## Entries provided

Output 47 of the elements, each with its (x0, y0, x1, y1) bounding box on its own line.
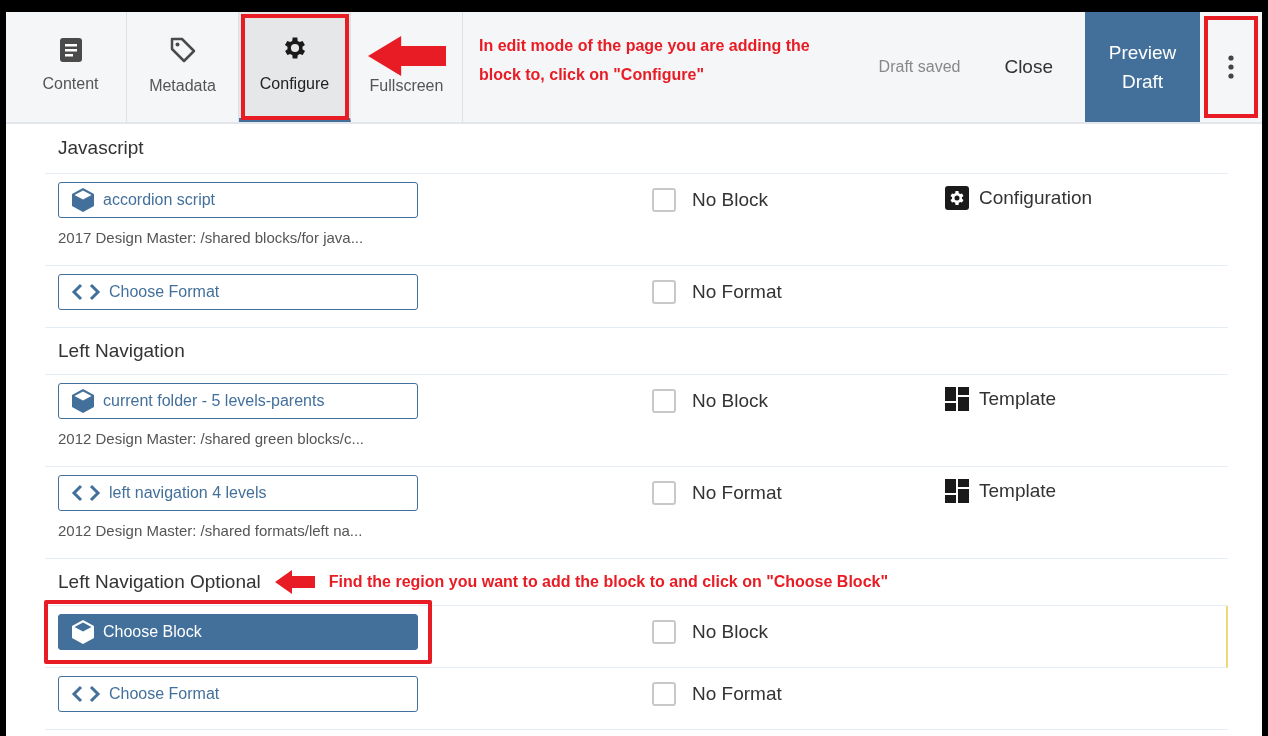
choose-block-button[interactable]: accordion script (58, 182, 418, 218)
cube-icon (71, 187, 95, 213)
block-path: 2012 Design Master: /shared green blocks/c... (58, 429, 365, 449)
section-heading: Left Navigation Optional (57, 569, 261, 594)
checkbox[interactable] (652, 481, 676, 506)
tab[interactable]: Content (15, 12, 127, 122)
code-icon (71, 484, 101, 502)
template-icon (945, 387, 969, 411)
checkbox-label: No Block (692, 620, 769, 644)
checkbox[interactable] (652, 682, 676, 707)
block-path: 2017 Design Master: /shared blocks/for java... (58, 228, 365, 248)
draft-status: Draft saved (878, 57, 961, 77)
checkbox-label: No Block (692, 389, 769, 413)
choose-block-button[interactable]: current folder - 5 levels-parents (58, 383, 418, 419)
choose-block-button[interactable]: Choose Block (58, 614, 418, 650)
annotation-text: Find the region you want to add the block to and click on "Choose Block" (328, 572, 888, 592)
choose-format-button[interactable]: Choose Format (58, 274, 418, 310)
close-button[interactable]: Close (1004, 52, 1053, 82)
checkbox-label: No Format (692, 280, 782, 304)
template-icon (945, 479, 969, 503)
section-heading: Left Navigation (57, 338, 185, 363)
annotation-text: In edit mode of the page you are adding the block to, click on "Configure" (479, 36, 811, 85)
choose-format-button[interactable]: left navigation 4 levels (58, 475, 418, 511)
section-heading: Javascript (57, 136, 144, 161)
checkbox-label: No Format (692, 481, 782, 505)
cube-icon (71, 619, 95, 645)
choose-format-button[interactable]: Choose Format (58, 676, 418, 712)
gear-icon (945, 186, 969, 210)
checkbox[interactable] (652, 389, 676, 414)
cube-icon (71, 388, 95, 414)
checkbox-label: No Block (692, 188, 769, 212)
more-icon (1228, 55, 1234, 79)
code-icon (71, 283, 101, 301)
code-icon (71, 685, 101, 703)
source-label: Configuration (979, 186, 1093, 210)
block-path: 2012 Design Master: /shared formats/left na... (58, 521, 364, 541)
source-label: Template (979, 387, 1057, 411)
checkbox[interactable] (652, 188, 676, 213)
checkbox[interactable] (652, 280, 676, 305)
preview-draft-button[interactable]: Preview Draft (1085, 12, 1200, 122)
checkbox-label: No Format (692, 682, 782, 706)
checkbox[interactable] (652, 620, 676, 645)
annotation-arrow (274, 570, 315, 594)
source-label: Template (979, 479, 1057, 503)
tag-icon (168, 36, 197, 64)
tab[interactable]: Configure (239, 12, 351, 122)
document-icon (59, 38, 82, 62)
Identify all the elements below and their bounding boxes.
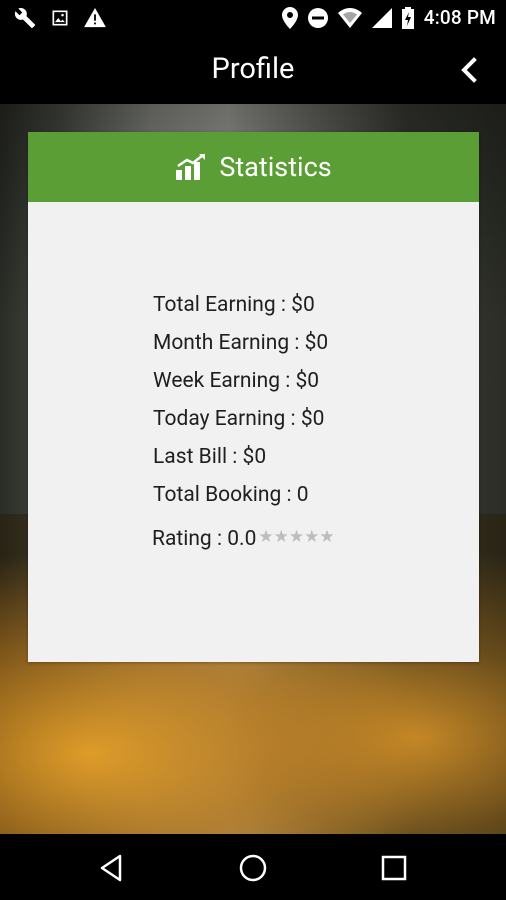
stat-rating: Rating : 0.0 ★ ★ ★ ★ ★ — [152, 520, 335, 558]
stat-total-booking: Total Booking : 0 — [153, 483, 309, 507]
wifi-icon — [337, 7, 362, 28]
app-header: Profile — [0, 36, 506, 104]
page-title: Profile — [211, 52, 295, 86]
chevron-left-icon — [461, 57, 477, 83]
location-icon — [281, 6, 298, 29]
statistics-card: Statistics Total Earning : $0 Month Earn… — [28, 132, 479, 662]
star-icon: ★ — [288, 526, 305, 547]
stat-week-earning: Week Earning : $0 — [153, 369, 320, 393]
status-bar: 4:08 PM — [0, 0, 506, 36]
stat-month-earning: Month Earning : $0 — [153, 331, 329, 355]
statistics-list: Total Earning : $0 Month Earning : $0 We… — [152, 292, 335, 558]
nav-back-button[interactable] — [96, 852, 128, 884]
stat-total-earning: Total Earning : $0 — [153, 293, 315, 317]
statistics-title: Statistics — [219, 151, 332, 183]
battery-icon — [401, 6, 414, 29]
signal-icon — [371, 7, 392, 28]
stat-last-bill: Last Bill : $0 — [153, 445, 267, 469]
rating-label: Rating : 0.0 — [152, 527, 257, 551]
nav-home-button[interactable] — [237, 852, 269, 884]
nav-recents-button[interactable] — [378, 852, 410, 884]
bar-chart-icon — [176, 154, 206, 180]
stat-today-earning: Today Earning : $0 — [153, 407, 325, 431]
rating-stars: ★ ★ ★ ★ ★ — [258, 526, 335, 547]
status-right-icons: 4:08 PM — [281, 6, 496, 29]
statistics-card-header: Statistics — [28, 132, 479, 202]
system-nav-bar — [0, 834, 506, 900]
image-icon — [50, 8, 70, 28]
star-icon: ★ — [304, 526, 320, 547]
star-icon: ★ — [319, 526, 335, 547]
status-clock: 4:08 PM — [423, 6, 496, 29]
wrench-icon — [14, 7, 36, 29]
do-not-disturb-icon — [307, 7, 328, 28]
home-circle-icon — [239, 854, 267, 882]
star-icon: ★ — [273, 526, 289, 547]
back-triangle-icon — [100, 854, 122, 882]
warning-icon — [84, 8, 106, 28]
star-icon: ★ — [258, 526, 274, 547]
recents-square-icon — [381, 855, 407, 881]
back-button[interactable] — [456, 56, 484, 84]
status-left-icons — [14, 7, 106, 29]
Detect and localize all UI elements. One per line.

## Aim
Please turn all of the material above into a Markdown table with two columns, Row for the row number and Line for the line itself, and skip any blank lines. Leave the pictures out of your answer.

## Response for this exercise
| Row | Line |
|---|---|
| 1 | Output 47 of the elements, each with its (x0, y0, x1, y1) bounding box on its own line. |
| 2 | choose-block-button[interactable]: accordion script (58, 182, 418, 218) |
| 3 | cube-icon (71, 187, 95, 213) |
| 4 | block-path: 2012 Design Master: /shared green blocks/c... (58, 429, 365, 449) |
| 5 | section-heading: Left Navigation Optional (57, 569, 261, 594) |
| 6 | checkbox[interactable] (652, 481, 676, 506) |
| 7 | tab[interactable]: Content (15, 12, 127, 122) |
| 8 | code-icon (71, 484, 101, 502) |
| 9 | template-icon (945, 387, 969, 411) |
| 10 | checkbox-label: No Block (692, 620, 769, 644) |
| 11 | checkbox[interactable] (652, 682, 676, 707) |
| 12 | block-path: 2017 Design Master: /shared blocks/for java... (58, 228, 365, 248) |
| 13 | draft-status: Draft saved (878, 57, 961, 77) |
| 14 | checkbox-label: No Block (692, 389, 769, 413) |
| 15 | choose-block-button[interactable]: current folder - 5 levels-parents (58, 383, 418, 419) |
| 16 | choose-block-button[interactable]: Choose Block (58, 614, 418, 650) |
| 17 | annotation-text: Find the region you want to add the block to and click on "Choose Block" (328, 572, 888, 592) |
| 18 | choose-format-button[interactable]: Choose Format (58, 274, 418, 310) |
| 19 | close-button[interactable]: Close (1004, 52, 1053, 82) |
| 20 | checkbox-label: No Format (692, 280, 782, 304) |
| 21 | template-icon (945, 479, 969, 503) |
| 22 | section-heading: Left Navigation (57, 338, 185, 363) |
| 23 | annotation-text: In edit mode of the page you are adding the block to, click on "Configure" (479, 36, 811, 85) |
| 24 | choose-format-button[interactable]: left navigation 4 levels (58, 475, 418, 511) |
| 25 | section-heading: Javascript (57, 136, 144, 161) |
| 26 | checkbox-label: No Format (692, 481, 782, 505) |
| 27 | cube-icon (71, 619, 95, 645) |
| 28 | choose-format-button[interactable]: Choose Format (58, 676, 418, 712) |
| 29 | gear-icon (945, 186, 969, 210) |
| 30 | checkbox[interactable] (652, 389, 676, 414) |
| 31 | cube-icon (71, 388, 95, 414) |
| 32 | checkbox-label: No Block (692, 188, 769, 212) |
| 33 | more-icon (1228, 55, 1234, 79) |
| 34 | code-icon (71, 283, 101, 301) |
| 35 | code-icon (71, 685, 101, 703) |
| 36 | source-label: Configuration (979, 186, 1093, 210) |
| 37 | block-path: 2012 Design Master: /shared formats/left na... (58, 521, 364, 541) |
| 38 | source-label: Template (979, 387, 1057, 411) |
| 39 | checkbox[interactable] (652, 188, 676, 213) |
| 40 | checkbox[interactable] (652, 280, 676, 305) |
| 41 | preview-draft-button[interactable]: Preview Draft (1085, 12, 1200, 122) |
| 42 | checkbox-label: No Format (692, 682, 782, 706) |
| 43 | checkbox[interactable] (652, 620, 676, 645) |
| 44 | annotation-arrow (274, 570, 315, 594) |
| 45 | source-label: Template (979, 479, 1057, 503) |
| 46 | tag-icon (168, 36, 197, 64) |
| 47 | tab[interactable]: Configure (239, 12, 351, 122) |
| 48 | document-icon (59, 38, 82, 62) |
| 49 | Identify all the elements below and their bounding boxes. |
| 50 | stat-rating: Rating : 0.0 ★ ★ ★ ★ ★ — [152, 520, 335, 558] |
| 51 | stat-total-booking: Total Booking : 0 — [153, 483, 309, 507] |
| 52 | wifi-icon — [337, 7, 362, 28] |
| 53 | app-header: Profile — [0, 36, 506, 104] |
| 54 | page-title: Profile — [211, 52, 295, 86] |
| 55 | chevron-left-icon — [461, 57, 477, 83] |
| 56 | location-icon — [281, 6, 298, 29] |
| 57 | statistics-card: Statistics Total Earning : $0 Month Earn… — [28, 132, 479, 662] |
| 58 | star-icon: ★ — [288, 526, 305, 547] |
| 59 | stat-week-earning: Week Earning : $0 — [153, 369, 320, 393] |
| 60 | status-bar: 4:08 PM — [0, 0, 506, 36] |
| 61 | stat-month-earning: Month Earning : $0 — [153, 331, 329, 355] |
| 62 | statistics-list: Total Earning : $0 Month Earning : $0 We… — [152, 292, 335, 558] |
| 63 | nav-back-button[interactable] — [96, 852, 128, 884] |
| 64 | stat-total-earning: Total Earning : $0 — [153, 293, 315, 317] |
| 65 | statistics-title: Statistics — [219, 151, 332, 183] |
| 66 | battery-icon — [401, 6, 414, 29] |
| 67 | signal-icon — [371, 7, 392, 28] |
| 68 | stat-last-bill: Last Bill : $0 — [153, 445, 267, 469] |
| 69 | rating-label: Rating : 0.0 — [152, 527, 257, 551] |
| 70 | nav-home-button[interactable] — [237, 852, 269, 884] |
| 71 | nav-recents-button[interactable] — [378, 852, 410, 884] |
| 72 | bar-chart-icon — [176, 154, 206, 180] |
| 73 | stat-today-earning: Today Earning : $0 — [153, 407, 325, 431] |
| 74 | rating-stars: ★ ★ ★ ★ ★ — [258, 526, 335, 547] |
| 75 | status-right-icons: 4:08 PM — [281, 6, 496, 29] |
| 76 | statistics-card-header: Statistics — [28, 132, 479, 202] |
| 77 | system-nav-bar — [0, 834, 506, 900] |
| 78 | image-icon — [50, 8, 70, 28] |
| 79 | star-icon: ★ — [304, 526, 320, 547] |
| 80 | star-icon: ★ — [319, 526, 335, 547] |
| 81 | status-clock: 4:08 PM — [423, 6, 496, 29] |
| 82 | wrench-icon — [14, 7, 36, 29] |
| 83 | do-not-disturb-icon — [307, 7, 328, 28] |
| 84 | home-circle-icon — [239, 854, 267, 882] |
| 85 | star-icon: ★ — [273, 526, 289, 547] |
| 86 | back-triangle-icon — [100, 854, 122, 882] |
| 87 | warning-icon — [84, 8, 106, 28] |
| 88 | star-icon: ★ — [258, 526, 274, 547] |
| 89 | recents-square-icon — [381, 855, 407, 881] |
| 90 | back-button[interactable] — [456, 56, 484, 84] |
| 91 | status-left-icons — [14, 7, 106, 29] |
| 92 | Detect and localize all UI elements. One per line. |